### Directions
Say how many lines include the word "subtitle". Reply with nothing but the number.

### Recorded information
# # #
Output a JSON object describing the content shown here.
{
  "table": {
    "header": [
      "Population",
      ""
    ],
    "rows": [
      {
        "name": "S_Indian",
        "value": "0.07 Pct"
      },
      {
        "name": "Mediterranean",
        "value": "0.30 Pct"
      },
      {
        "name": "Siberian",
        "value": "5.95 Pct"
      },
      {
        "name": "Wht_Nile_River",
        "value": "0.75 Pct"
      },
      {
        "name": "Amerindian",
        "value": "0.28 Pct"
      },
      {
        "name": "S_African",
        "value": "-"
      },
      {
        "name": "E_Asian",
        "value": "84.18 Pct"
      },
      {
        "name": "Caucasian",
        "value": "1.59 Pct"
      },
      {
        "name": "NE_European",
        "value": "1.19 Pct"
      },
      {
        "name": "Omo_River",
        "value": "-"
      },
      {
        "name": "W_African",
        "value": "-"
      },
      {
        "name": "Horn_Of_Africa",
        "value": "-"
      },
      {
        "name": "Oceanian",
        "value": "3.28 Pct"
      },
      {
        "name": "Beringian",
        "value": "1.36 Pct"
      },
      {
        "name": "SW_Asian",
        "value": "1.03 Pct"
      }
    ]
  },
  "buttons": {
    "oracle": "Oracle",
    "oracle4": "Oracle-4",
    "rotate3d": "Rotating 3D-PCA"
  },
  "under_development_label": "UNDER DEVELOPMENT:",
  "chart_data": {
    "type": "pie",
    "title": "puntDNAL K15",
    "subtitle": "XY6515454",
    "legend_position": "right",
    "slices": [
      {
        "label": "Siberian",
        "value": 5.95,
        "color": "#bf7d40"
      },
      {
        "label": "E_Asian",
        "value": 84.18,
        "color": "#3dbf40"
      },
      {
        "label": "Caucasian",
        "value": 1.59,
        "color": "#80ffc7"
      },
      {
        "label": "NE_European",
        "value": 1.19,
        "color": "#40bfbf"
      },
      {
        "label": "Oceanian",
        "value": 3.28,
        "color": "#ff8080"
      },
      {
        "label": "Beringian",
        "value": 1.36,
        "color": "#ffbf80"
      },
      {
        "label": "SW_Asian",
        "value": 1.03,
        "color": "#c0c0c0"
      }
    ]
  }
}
# # #
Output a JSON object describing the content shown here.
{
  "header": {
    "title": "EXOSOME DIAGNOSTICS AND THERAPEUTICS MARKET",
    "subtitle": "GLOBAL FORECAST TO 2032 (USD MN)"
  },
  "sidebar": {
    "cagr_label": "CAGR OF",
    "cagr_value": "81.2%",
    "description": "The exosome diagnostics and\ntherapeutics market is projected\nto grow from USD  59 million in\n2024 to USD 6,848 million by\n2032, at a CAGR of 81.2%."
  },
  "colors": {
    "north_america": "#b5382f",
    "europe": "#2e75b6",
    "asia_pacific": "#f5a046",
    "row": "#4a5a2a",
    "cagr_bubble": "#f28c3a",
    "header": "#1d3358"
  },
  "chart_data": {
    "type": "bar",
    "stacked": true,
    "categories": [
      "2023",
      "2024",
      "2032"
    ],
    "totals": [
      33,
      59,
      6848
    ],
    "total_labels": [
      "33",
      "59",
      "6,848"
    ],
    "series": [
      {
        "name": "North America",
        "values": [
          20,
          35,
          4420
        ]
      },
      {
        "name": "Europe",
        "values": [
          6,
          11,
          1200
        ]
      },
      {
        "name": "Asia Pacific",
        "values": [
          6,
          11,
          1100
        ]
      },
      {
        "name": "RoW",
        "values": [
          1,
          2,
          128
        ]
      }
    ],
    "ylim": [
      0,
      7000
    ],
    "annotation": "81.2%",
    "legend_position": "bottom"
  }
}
# # #
### Result below
2